Exercise: Tally the lines in the listing below that include "Variant". Answer with the count and nothing more.

Stored dataset items:
──────────

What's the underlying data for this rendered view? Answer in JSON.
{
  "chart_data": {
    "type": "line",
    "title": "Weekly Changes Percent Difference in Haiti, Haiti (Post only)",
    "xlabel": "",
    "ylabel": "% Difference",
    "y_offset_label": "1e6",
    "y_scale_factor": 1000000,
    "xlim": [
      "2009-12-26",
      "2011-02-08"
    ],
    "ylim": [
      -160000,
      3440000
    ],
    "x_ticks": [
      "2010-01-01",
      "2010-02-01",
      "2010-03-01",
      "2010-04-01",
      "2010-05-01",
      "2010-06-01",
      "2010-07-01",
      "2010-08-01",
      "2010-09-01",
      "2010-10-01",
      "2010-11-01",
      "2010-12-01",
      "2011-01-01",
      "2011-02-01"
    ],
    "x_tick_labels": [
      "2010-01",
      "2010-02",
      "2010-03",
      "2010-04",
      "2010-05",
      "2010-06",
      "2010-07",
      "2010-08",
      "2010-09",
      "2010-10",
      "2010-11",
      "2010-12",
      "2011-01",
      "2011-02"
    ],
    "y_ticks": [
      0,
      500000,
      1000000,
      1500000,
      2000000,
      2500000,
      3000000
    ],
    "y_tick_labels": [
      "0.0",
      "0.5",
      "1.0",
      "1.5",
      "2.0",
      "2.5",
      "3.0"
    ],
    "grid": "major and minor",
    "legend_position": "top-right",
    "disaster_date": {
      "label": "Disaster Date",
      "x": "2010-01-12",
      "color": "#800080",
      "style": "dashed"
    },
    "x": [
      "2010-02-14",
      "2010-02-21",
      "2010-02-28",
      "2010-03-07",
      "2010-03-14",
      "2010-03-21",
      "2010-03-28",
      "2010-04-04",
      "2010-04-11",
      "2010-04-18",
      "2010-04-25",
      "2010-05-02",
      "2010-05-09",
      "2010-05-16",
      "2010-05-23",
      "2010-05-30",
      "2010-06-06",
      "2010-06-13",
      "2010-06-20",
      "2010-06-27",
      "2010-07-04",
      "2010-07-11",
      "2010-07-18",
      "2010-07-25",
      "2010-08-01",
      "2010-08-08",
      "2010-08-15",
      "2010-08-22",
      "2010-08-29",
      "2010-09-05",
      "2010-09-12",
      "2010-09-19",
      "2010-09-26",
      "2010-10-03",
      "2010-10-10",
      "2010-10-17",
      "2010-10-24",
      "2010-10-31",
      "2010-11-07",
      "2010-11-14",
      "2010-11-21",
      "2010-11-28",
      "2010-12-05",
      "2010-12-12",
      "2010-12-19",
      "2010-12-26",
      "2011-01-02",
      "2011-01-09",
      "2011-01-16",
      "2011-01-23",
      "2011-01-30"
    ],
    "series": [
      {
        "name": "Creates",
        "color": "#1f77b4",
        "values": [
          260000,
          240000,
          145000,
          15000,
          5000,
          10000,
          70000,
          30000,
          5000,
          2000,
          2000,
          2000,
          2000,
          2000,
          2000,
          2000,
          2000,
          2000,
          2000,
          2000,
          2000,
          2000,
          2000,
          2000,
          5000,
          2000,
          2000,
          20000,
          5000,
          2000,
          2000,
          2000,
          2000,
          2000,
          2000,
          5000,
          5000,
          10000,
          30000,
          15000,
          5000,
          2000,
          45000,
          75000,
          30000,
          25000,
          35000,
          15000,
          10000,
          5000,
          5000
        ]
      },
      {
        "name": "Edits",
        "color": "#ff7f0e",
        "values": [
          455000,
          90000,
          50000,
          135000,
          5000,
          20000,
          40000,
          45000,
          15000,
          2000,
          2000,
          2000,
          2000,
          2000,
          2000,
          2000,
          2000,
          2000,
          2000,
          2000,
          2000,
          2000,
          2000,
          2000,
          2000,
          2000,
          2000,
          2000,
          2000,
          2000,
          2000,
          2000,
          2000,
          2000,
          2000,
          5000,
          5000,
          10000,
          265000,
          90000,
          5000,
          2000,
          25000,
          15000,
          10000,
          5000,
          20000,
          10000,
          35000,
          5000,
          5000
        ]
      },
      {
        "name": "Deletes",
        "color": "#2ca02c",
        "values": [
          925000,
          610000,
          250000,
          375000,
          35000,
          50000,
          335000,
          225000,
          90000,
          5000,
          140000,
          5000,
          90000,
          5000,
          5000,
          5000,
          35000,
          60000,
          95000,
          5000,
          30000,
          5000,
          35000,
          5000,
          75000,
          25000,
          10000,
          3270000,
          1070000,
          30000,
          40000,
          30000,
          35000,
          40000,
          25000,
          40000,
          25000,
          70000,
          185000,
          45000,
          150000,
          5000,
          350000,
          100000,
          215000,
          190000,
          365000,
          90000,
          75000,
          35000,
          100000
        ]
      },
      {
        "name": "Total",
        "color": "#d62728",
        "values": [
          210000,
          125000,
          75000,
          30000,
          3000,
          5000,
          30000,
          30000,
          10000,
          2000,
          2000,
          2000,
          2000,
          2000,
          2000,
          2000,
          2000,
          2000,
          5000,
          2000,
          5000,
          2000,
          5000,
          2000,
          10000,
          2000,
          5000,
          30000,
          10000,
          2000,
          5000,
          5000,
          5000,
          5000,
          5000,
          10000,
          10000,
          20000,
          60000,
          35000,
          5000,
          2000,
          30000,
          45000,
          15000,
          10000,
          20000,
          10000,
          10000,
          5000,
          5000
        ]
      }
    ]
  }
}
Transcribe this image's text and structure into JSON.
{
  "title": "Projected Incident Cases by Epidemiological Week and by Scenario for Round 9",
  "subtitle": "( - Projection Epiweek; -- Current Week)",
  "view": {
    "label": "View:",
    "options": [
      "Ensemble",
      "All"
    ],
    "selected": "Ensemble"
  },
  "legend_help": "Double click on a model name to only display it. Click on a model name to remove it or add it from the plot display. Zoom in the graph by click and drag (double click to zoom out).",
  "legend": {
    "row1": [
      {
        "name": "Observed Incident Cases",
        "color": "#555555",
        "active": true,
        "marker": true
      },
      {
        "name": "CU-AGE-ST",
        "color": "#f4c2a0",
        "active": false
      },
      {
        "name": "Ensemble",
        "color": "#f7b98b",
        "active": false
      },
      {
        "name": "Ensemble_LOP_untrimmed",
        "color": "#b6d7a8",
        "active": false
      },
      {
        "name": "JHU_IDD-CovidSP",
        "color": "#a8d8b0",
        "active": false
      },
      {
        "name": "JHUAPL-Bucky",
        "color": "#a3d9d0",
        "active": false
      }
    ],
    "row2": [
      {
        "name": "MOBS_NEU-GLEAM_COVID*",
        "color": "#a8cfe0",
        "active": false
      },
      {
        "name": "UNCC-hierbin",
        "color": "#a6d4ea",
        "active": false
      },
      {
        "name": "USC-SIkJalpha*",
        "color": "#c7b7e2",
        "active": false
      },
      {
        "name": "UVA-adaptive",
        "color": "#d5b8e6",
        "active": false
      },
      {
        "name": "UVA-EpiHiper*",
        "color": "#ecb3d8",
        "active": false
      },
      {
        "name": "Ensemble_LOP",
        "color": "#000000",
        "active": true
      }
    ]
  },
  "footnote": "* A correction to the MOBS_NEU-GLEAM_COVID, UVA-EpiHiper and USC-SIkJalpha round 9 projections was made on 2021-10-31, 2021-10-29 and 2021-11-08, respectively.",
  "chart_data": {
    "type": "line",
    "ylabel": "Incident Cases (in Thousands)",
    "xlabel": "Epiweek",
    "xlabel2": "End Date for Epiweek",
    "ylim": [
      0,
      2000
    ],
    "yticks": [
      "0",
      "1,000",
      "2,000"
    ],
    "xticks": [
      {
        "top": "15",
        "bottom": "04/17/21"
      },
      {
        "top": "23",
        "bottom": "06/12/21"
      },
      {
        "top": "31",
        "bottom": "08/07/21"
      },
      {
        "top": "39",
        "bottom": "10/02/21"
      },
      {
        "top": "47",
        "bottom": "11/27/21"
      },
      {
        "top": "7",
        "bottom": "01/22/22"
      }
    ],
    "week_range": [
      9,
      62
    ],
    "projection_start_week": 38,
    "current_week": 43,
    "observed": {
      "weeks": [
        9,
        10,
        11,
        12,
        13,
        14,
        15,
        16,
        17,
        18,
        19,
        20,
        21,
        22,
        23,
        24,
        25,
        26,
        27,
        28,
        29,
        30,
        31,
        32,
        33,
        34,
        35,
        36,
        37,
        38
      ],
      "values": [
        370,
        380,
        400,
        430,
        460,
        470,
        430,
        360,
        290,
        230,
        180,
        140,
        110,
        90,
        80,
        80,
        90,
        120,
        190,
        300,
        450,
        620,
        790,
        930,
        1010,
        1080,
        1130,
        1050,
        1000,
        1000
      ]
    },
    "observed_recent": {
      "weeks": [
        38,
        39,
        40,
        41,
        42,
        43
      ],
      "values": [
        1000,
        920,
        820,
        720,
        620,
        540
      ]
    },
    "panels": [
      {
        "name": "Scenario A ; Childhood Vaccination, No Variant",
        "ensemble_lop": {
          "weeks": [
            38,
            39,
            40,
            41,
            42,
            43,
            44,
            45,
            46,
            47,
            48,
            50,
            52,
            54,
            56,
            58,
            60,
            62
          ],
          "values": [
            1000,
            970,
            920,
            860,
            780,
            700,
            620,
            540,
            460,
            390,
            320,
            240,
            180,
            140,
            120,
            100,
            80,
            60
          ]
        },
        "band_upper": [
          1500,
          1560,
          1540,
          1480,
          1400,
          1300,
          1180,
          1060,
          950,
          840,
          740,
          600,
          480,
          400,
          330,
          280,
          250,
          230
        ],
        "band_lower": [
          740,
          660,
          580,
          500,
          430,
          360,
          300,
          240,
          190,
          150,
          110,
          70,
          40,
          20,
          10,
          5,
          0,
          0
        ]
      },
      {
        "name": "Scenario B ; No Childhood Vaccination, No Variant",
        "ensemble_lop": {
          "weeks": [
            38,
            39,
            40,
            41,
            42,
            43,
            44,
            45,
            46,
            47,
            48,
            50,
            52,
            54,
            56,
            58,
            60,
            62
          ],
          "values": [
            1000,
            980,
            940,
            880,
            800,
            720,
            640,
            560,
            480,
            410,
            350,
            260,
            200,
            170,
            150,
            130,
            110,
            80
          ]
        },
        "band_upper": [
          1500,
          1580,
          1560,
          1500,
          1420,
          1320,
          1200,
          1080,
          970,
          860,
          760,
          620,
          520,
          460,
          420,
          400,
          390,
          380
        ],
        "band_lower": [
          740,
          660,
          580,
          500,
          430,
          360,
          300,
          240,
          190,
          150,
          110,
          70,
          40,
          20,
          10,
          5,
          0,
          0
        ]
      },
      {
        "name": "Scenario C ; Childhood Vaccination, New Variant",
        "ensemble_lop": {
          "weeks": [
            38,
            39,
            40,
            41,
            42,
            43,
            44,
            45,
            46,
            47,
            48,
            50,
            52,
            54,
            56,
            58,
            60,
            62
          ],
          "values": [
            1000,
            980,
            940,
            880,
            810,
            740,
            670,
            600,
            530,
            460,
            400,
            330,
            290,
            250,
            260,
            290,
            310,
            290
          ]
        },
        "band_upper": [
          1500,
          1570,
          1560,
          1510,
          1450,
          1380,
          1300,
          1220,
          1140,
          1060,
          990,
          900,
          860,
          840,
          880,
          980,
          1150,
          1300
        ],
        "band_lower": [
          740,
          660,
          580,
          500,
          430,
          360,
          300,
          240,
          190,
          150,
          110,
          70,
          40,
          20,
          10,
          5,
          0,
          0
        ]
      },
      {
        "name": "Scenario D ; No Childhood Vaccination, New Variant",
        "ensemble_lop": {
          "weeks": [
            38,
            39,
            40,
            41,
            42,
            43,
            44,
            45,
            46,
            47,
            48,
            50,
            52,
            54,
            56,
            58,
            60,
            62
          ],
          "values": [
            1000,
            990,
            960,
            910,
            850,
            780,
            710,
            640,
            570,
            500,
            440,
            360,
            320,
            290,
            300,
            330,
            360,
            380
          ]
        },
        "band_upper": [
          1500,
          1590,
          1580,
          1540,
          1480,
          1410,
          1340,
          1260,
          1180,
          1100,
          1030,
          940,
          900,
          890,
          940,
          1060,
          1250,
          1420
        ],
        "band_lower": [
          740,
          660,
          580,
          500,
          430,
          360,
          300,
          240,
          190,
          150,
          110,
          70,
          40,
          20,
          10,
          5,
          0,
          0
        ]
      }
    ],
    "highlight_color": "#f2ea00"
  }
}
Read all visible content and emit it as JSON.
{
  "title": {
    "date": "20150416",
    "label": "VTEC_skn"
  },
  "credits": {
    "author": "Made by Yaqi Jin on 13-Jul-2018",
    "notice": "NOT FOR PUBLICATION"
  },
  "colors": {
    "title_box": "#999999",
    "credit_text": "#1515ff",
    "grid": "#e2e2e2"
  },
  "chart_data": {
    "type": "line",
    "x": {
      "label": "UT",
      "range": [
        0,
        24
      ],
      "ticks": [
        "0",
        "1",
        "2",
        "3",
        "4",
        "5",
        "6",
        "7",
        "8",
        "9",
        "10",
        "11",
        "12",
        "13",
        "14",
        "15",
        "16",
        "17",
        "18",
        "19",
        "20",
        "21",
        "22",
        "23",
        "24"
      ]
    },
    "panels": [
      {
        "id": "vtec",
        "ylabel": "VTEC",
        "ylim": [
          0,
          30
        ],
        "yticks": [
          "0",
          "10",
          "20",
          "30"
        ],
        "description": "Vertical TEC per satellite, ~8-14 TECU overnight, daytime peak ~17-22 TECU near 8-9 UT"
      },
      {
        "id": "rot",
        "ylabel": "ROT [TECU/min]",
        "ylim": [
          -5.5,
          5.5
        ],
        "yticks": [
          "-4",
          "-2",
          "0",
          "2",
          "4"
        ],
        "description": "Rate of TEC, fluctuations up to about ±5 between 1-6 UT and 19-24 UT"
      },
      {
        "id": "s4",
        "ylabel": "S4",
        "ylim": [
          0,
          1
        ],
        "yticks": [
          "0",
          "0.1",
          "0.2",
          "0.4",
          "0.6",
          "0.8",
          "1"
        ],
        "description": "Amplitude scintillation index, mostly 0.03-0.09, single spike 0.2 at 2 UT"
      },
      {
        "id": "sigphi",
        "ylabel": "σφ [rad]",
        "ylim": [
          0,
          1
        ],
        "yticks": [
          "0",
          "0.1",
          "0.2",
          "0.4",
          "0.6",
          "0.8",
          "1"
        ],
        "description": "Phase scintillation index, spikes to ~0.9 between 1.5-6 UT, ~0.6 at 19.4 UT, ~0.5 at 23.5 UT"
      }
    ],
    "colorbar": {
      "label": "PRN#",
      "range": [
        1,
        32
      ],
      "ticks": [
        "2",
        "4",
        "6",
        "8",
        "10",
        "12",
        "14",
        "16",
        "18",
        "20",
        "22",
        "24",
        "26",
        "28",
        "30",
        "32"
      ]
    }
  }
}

──────────

Answer to the problem: 4